PROBLEM STATEMENT: Rewrite the records below, replacing "unassigned" with "not assigned" and leaving everything else unchanged. Omit the pictures from your answer.

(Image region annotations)
──────────────────────────────

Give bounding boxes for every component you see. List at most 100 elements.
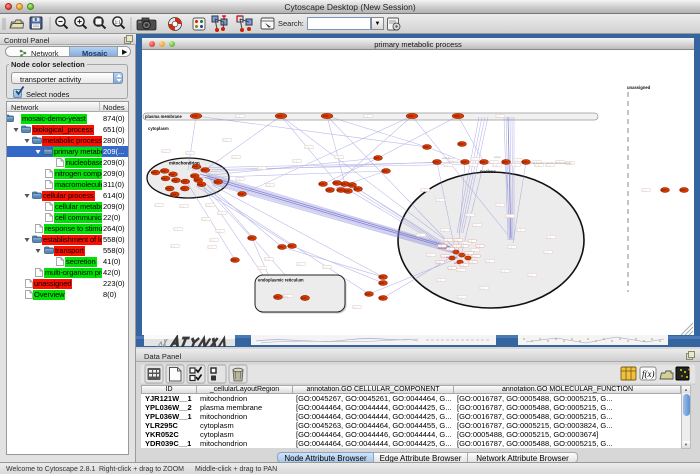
svg-text:[...]: [...] — [417, 235, 420, 237]
svg-text:[...]: [...] — [180, 206, 183, 208]
svg-text:[...]: [...] — [297, 264, 300, 266]
svg-text:####: #### — [341, 183, 347, 186]
svg-text:[...]: [...] — [216, 231, 219, 233]
svg-text:[...]: [...] — [353, 307, 356, 309]
svg-text:[...]: [...] — [496, 205, 499, 207]
svg-text:1:1: 1:1 — [115, 19, 122, 24]
svg-text:[...]: [...] — [512, 165, 515, 167]
svg-text:[...]: [...] — [544, 252, 547, 254]
svg-text:[...]: [...] — [323, 267, 326, 269]
svg-text:####: #### — [238, 193, 244, 196]
svg-text:[...]: [...] — [457, 270, 460, 272]
svg-text:[...]: [...] — [444, 165, 447, 167]
svg-text:####: #### — [161, 170, 167, 173]
svg-text:####: #### — [169, 173, 175, 176]
svg-text:[...]: [...] — [547, 237, 550, 239]
svg-text:[...]: [...] — [473, 225, 476, 227]
svg-text:####: #### — [374, 157, 380, 160]
svg-text:[...]: [...] — [208, 247, 211, 249]
svg-text:[...]: [...] — [155, 205, 158, 207]
svg-text:[...]: [...] — [202, 219, 205, 221]
svg-text:[...]: [...] — [486, 261, 489, 263]
svg-text:[...]: [...] — [535, 165, 538, 167]
svg-text:####: #### — [344, 190, 350, 193]
svg-text:####: #### — [379, 282, 385, 285]
svg-text:[...]: [...] — [506, 216, 509, 218]
svg-text:####: #### — [248, 237, 254, 240]
svg-text:[...]: [...] — [437, 280, 440, 282]
svg-text:####: #### — [171, 193, 177, 196]
svg-text:[...]: [...] — [454, 246, 457, 248]
svg-text:[...]: [...] — [236, 116, 239, 118]
svg-text:[...]: [...] — [471, 159, 474, 161]
svg-text:[...]: [...] — [469, 165, 472, 167]
svg-text:####: #### — [278, 246, 284, 249]
svg-text:[...]: [...] — [284, 296, 287, 298]
svg-text:####: #### — [181, 188, 187, 191]
svg-text:xxxxx: xxxxx — [494, 156, 501, 159]
svg-text:[...]: [...] — [171, 246, 174, 248]
svg-text:[...]: [...] — [232, 157, 235, 159]
svg-text:[...]: [...] — [335, 157, 338, 159]
svg-text:[...]: [...] — [258, 268, 261, 270]
svg-text:####: #### — [379, 297, 385, 300]
svg-text:[...]: [...] — [441, 230, 444, 232]
svg-text:####: #### — [502, 161, 508, 164]
svg-text:####: #### — [181, 181, 187, 184]
svg-text:####: #### — [454, 115, 460, 118]
svg-text:[...]: [...] — [461, 246, 464, 248]
svg-text:[...]: [...] — [258, 168, 261, 170]
svg-text:####: #### — [319, 183, 325, 186]
svg-text:xxxxxx: xxxxxx — [442, 157, 450, 160]
svg-text:[...]: [...] — [466, 253, 469, 255]
svg-text:[...]: [...] — [305, 147, 308, 149]
svg-text:xxxxxxxxxxxxxxxxxxxxxxxxxxxxxx: xxxxxxxxxxxxxxxxxxxxxxxxxxxxxxxx — [530, 162, 572, 165]
svg-text:[...]: [...] — [473, 256, 476, 258]
svg-text:####: #### — [192, 115, 198, 118]
svg-text:[...]: [...] — [223, 140, 226, 142]
svg-text:####: #### — [382, 170, 388, 173]
svg-text:[...]: [...] — [477, 246, 480, 248]
svg-text:[...]: [...] — [469, 241, 472, 243]
svg-text:[...]: [...] — [437, 262, 440, 264]
svg-text:####: #### — [354, 188, 360, 191]
svg-text:####: #### — [333, 182, 339, 185]
svg-text:####: #### — [680, 189, 686, 192]
svg-text:####: #### — [301, 297, 307, 300]
svg-text:cytoplasm: cytoplasm — [148, 126, 169, 131]
svg-text:####: #### — [166, 188, 172, 191]
svg-text:####: #### — [480, 161, 486, 164]
svg-text:####: #### — [214, 181, 220, 184]
svg-text:####: #### — [661, 189, 667, 192]
svg-text:[...]: [...] — [508, 247, 511, 249]
svg-text:[...]: [...] — [449, 268, 452, 270]
svg-text:[...]: [...] — [445, 240, 448, 242]
svg-text:[...]: [...] — [514, 160, 517, 162]
svg-text:####: #### — [198, 183, 204, 186]
svg-text:[...]: [...] — [218, 213, 221, 215]
svg-text:[...]: [...] — [458, 297, 461, 299]
svg-text:[...]: [...] — [528, 275, 531, 277]
svg-text:nucleus: nucleus — [480, 169, 496, 174]
svg-text:[...]: [...] — [206, 205, 209, 207]
svg-text:####: #### — [194, 179, 200, 182]
svg-text:xxxxxx: xxxxxx — [454, 263, 462, 265]
svg-text:####: #### — [191, 175, 197, 178]
svg-text:unassigned: unassigned — [627, 85, 651, 90]
svg-text:[...]: [...] — [436, 200, 439, 202]
svg-text:[...]: [...] — [493, 165, 496, 167]
svg-text:####: #### — [162, 177, 168, 180]
svg-text:[...]: [...] — [427, 255, 430, 257]
svg-text:[...]: [...] — [461, 265, 464, 267]
svg-text:[...]: [...] — [501, 271, 504, 273]
svg-text:f(x): f(x) — [642, 369, 655, 379]
svg-text:[...]: [...] — [546, 165, 549, 167]
svg-text:[...]: [...] — [642, 190, 645, 192]
svg-text:####: #### — [348, 184, 354, 187]
svg-text:####: #### — [277, 115, 283, 118]
svg-text:####: #### — [408, 115, 414, 118]
svg-text:[...]: [...] — [364, 116, 367, 118]
svg-text:[...]: [...] — [466, 215, 469, 217]
svg-text:[...]: [...] — [421, 190, 424, 192]
svg-text:[...]: [...] — [449, 160, 452, 162]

──────────────────────────────

EXPECTED OUTPUT:
Give bounding boxes for every component you see. List at most 100 elements.
svg-text:[...]: [...] — [417, 235, 420, 237]
svg-text:[...]: [...] — [180, 206, 183, 208]
svg-text:[...]: [...] — [297, 264, 300, 266]
svg-text:####: #### — [341, 183, 347, 186]
svg-text:[...]: [...] — [216, 231, 219, 233]
svg-text:[...]: [...] — [353, 307, 356, 309]
svg-text:[...]: [...] — [496, 205, 499, 207]
svg-text:1:1: 1:1 — [115, 19, 122, 24]
svg-text:[...]: [...] — [512, 165, 515, 167]
svg-text:[...]: [...] — [544, 252, 547, 254]
svg-text:[...]: [...] — [323, 267, 326, 269]
svg-text:####: #### — [238, 193, 244, 196]
svg-text:[...]: [...] — [457, 270, 460, 272]
svg-text:[...]: [...] — [444, 165, 447, 167]
svg-text:####: #### — [161, 170, 167, 173]
svg-text:####: #### — [169, 173, 175, 176]
svg-text:[...]: [...] — [547, 237, 550, 239]
svg-text:[...]: [...] — [473, 225, 476, 227]
svg-text:####: #### — [374, 157, 380, 160]
svg-text:[...]: [...] — [208, 247, 211, 249]
svg-text:[...]: [...] — [155, 205, 158, 207]
svg-text:[...]: [...] — [202, 219, 205, 221]
svg-text:[...]: [...] — [486, 261, 489, 263]
svg-text:[...]: [...] — [535, 165, 538, 167]
svg-text:####: #### — [344, 190, 350, 193]
svg-text:####: #### — [379, 282, 385, 285]
svg-text:[...]: [...] — [506, 216, 509, 218]
svg-text:####: #### — [248, 237, 254, 240]
svg-text:[...]: [...] — [437, 280, 440, 282]
svg-text:####: #### — [171, 193, 177, 196]
svg-text:[...]: [...] — [454, 246, 457, 248]
svg-text:[...]: [...] — [236, 116, 239, 118]
svg-text:[...]: [...] — [471, 159, 474, 161]
svg-text:[...]: [...] — [469, 165, 472, 167]
svg-text:####: #### — [278, 246, 284, 249]
svg-text:[...]: [...] — [284, 296, 287, 298]
svg-text:####: #### — [181, 188, 187, 191]
svg-text:xxxxx: xxxxx — [494, 156, 501, 159]
svg-text:[...]: [...] — [171, 246, 174, 248]
svg-text:[...]: [...] — [232, 157, 235, 159]
svg-text:[...]: [...] — [335, 157, 338, 159]
svg-text:[...]: [...] — [258, 268, 261, 270]
svg-text:####: #### — [379, 297, 385, 300]
svg-text:[...]: [...] — [441, 230, 444, 232]
svg-text:####: #### — [502, 161, 508, 164]
svg-text:####: #### — [181, 181, 187, 184]
svg-text:####: #### — [454, 115, 460, 118]
svg-text:[...]: [...] — [461, 246, 464, 248]
svg-text:[...]: [...] — [258, 168, 261, 170]
svg-text:####: #### — [319, 183, 325, 186]
svg-text:xxxxxx: xxxxxx — [442, 157, 450, 160]
svg-text:[...]: [...] — [466, 253, 469, 255]
svg-text:[...]: [...] — [305, 147, 308, 149]
svg-text:xxxxxxxxxxxxxxxxxxxxxxxxxxxxxx: xxxxxxxxxxxxxxxxxxxxxxxxxxxxxxxx — [530, 162, 572, 165]
svg-text:[...]: [...] — [473, 256, 476, 258]
svg-text:####: #### — [192, 115, 198, 118]
svg-text:[...]: [...] — [223, 140, 226, 142]
svg-text:####: #### — [382, 170, 388, 173]
svg-text:[...]: [...] — [477, 246, 480, 248]
svg-text:[...]: [...] — [469, 241, 472, 243]
svg-text:[...]: [...] — [437, 262, 440, 264]
svg-text:####: #### — [354, 188, 360, 191]
svg-text:####: #### — [333, 182, 339, 185]
svg-text:####: #### — [680, 189, 686, 192]
svg-text:####: #### — [301, 297, 307, 300]
svg-text:cytoplasm: cytoplasm — [148, 126, 169, 131]
svg-text:####: #### — [166, 188, 172, 191]
svg-text:####: #### — [480, 161, 486, 164]
svg-text:####: #### — [214, 181, 220, 184]
svg-text:####: #### — [661, 189, 667, 192]
svg-text:[...]: [...] — [508, 247, 511, 249]
svg-text:[...]: [...] — [449, 268, 452, 270]
svg-text:[...]: [...] — [445, 240, 448, 242]
svg-text:[...]: [...] — [514, 160, 517, 162]
svg-text:####: #### — [198, 183, 204, 186]
svg-text:[...]: [...] — [218, 213, 221, 215]
svg-text:[...]: [...] — [458, 297, 461, 299]
svg-text:[...]: [...] — [528, 275, 531, 277]
svg-text:nucleus: nucleus — [480, 169, 496, 174]
svg-text:[...]: [...] — [206, 205, 209, 207]
svg-text:####: #### — [194, 179, 200, 182]
svg-text:xxxxxx: xxxxxx — [454, 263, 462, 265]
svg-text:####: #### — [191, 175, 197, 178]
svg-text:not assigned: not assigned — [627, 85, 651, 90]
svg-text:[...]: [...] — [436, 200, 439, 202]
svg-text:[...]: [...] — [493, 165, 496, 167]
svg-text:####: #### — [162, 177, 168, 180]
svg-text:[...]: [...] — [427, 255, 430, 257]
svg-text:[...]: [...] — [461, 265, 464, 267]
svg-text:[...]: [...] — [501, 271, 504, 273]
svg-text:f(x): f(x) — [642, 369, 655, 379]
svg-text:[...]: [...] — [546, 165, 549, 167]
svg-text:[...]: [...] — [642, 190, 645, 192]
svg-text:####: #### — [348, 184, 354, 187]
svg-text:####: #### — [277, 115, 283, 118]
svg-text:####: #### — [408, 115, 414, 118]
svg-text:[...]: [...] — [364, 116, 367, 118]
svg-text:[...]: [...] — [466, 215, 469, 217]
svg-text:[...]: [...] — [421, 190, 424, 192]
svg-text:[...]: [...] — [449, 160, 452, 162]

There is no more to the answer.